**Set problem**
Lines that hold the word "photo" should be located and copied.

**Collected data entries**
────────────────
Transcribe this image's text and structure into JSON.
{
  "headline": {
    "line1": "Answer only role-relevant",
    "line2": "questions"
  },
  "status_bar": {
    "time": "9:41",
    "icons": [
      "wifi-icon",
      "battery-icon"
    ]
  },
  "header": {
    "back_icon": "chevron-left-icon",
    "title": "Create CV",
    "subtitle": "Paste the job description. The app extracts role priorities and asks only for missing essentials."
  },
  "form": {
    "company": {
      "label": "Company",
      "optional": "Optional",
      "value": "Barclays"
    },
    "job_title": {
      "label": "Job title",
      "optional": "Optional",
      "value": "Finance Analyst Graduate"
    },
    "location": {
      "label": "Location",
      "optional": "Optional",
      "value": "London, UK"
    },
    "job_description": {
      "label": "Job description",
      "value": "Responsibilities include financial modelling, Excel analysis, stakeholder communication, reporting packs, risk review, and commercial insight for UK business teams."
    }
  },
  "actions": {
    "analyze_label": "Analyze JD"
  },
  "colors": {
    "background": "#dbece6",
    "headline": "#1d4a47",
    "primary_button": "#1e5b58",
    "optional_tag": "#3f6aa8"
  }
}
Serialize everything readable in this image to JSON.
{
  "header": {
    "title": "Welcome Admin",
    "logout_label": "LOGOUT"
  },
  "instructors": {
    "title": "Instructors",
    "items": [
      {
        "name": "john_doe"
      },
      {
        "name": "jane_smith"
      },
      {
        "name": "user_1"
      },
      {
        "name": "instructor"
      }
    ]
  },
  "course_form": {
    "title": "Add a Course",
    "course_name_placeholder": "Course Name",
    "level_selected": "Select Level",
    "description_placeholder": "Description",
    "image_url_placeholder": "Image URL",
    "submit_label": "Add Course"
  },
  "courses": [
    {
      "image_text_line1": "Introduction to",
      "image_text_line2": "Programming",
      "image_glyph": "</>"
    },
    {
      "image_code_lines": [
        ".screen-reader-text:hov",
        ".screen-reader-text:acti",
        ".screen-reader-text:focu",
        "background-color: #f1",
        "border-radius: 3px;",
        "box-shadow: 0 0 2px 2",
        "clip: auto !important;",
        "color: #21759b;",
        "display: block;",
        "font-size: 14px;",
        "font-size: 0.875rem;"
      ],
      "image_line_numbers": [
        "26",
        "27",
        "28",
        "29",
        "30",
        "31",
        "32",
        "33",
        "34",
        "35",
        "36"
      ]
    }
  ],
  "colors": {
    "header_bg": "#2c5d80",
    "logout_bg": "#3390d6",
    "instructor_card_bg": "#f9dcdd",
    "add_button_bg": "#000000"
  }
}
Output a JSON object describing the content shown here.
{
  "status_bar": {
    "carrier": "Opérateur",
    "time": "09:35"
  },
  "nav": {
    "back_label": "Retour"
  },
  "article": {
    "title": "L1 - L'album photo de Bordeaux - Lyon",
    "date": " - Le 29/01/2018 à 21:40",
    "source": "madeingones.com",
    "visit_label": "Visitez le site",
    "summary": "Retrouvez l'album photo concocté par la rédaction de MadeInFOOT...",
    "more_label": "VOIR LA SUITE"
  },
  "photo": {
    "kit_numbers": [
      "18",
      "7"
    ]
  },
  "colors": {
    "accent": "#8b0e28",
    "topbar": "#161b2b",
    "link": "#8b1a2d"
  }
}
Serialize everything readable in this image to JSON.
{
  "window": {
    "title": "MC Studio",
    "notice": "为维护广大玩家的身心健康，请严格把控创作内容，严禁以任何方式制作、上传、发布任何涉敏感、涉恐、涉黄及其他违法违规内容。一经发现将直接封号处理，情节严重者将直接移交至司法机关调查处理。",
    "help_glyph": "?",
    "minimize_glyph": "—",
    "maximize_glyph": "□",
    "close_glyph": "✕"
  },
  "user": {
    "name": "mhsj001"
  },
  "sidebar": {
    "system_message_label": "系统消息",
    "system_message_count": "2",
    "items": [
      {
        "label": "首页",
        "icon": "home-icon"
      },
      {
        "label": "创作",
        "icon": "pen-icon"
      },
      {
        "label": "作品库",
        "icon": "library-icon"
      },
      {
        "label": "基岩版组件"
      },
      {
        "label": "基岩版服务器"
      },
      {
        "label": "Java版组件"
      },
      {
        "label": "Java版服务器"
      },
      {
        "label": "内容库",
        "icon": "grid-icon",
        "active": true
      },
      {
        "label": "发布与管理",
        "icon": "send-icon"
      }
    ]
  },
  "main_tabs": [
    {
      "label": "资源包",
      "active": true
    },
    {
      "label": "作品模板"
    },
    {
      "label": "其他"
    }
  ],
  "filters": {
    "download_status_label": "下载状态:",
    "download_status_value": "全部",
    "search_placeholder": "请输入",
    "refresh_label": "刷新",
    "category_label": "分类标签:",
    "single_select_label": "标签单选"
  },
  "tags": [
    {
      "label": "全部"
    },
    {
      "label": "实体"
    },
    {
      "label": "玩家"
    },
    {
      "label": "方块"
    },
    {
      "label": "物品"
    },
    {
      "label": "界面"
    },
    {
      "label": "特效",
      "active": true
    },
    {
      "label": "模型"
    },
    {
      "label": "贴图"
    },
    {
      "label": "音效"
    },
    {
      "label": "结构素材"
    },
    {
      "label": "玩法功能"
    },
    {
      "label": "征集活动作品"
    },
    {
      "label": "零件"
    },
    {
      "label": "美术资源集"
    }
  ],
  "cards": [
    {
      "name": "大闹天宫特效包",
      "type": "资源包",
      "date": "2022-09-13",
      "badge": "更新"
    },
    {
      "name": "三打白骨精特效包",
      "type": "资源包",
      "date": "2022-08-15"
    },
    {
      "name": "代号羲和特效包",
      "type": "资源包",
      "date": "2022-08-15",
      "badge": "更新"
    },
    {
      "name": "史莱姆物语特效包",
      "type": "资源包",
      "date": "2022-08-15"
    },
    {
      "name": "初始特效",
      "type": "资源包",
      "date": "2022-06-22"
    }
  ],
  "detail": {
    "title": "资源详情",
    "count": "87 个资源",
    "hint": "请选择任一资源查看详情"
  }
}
────────────────
**Correct response**
    "title": "L1 - L'album photo de Bordeaux - Lyon",
    "summary": "Retrouvez l'album photo concocté par la rédaction de MadeInFOOT...",
  "photo": {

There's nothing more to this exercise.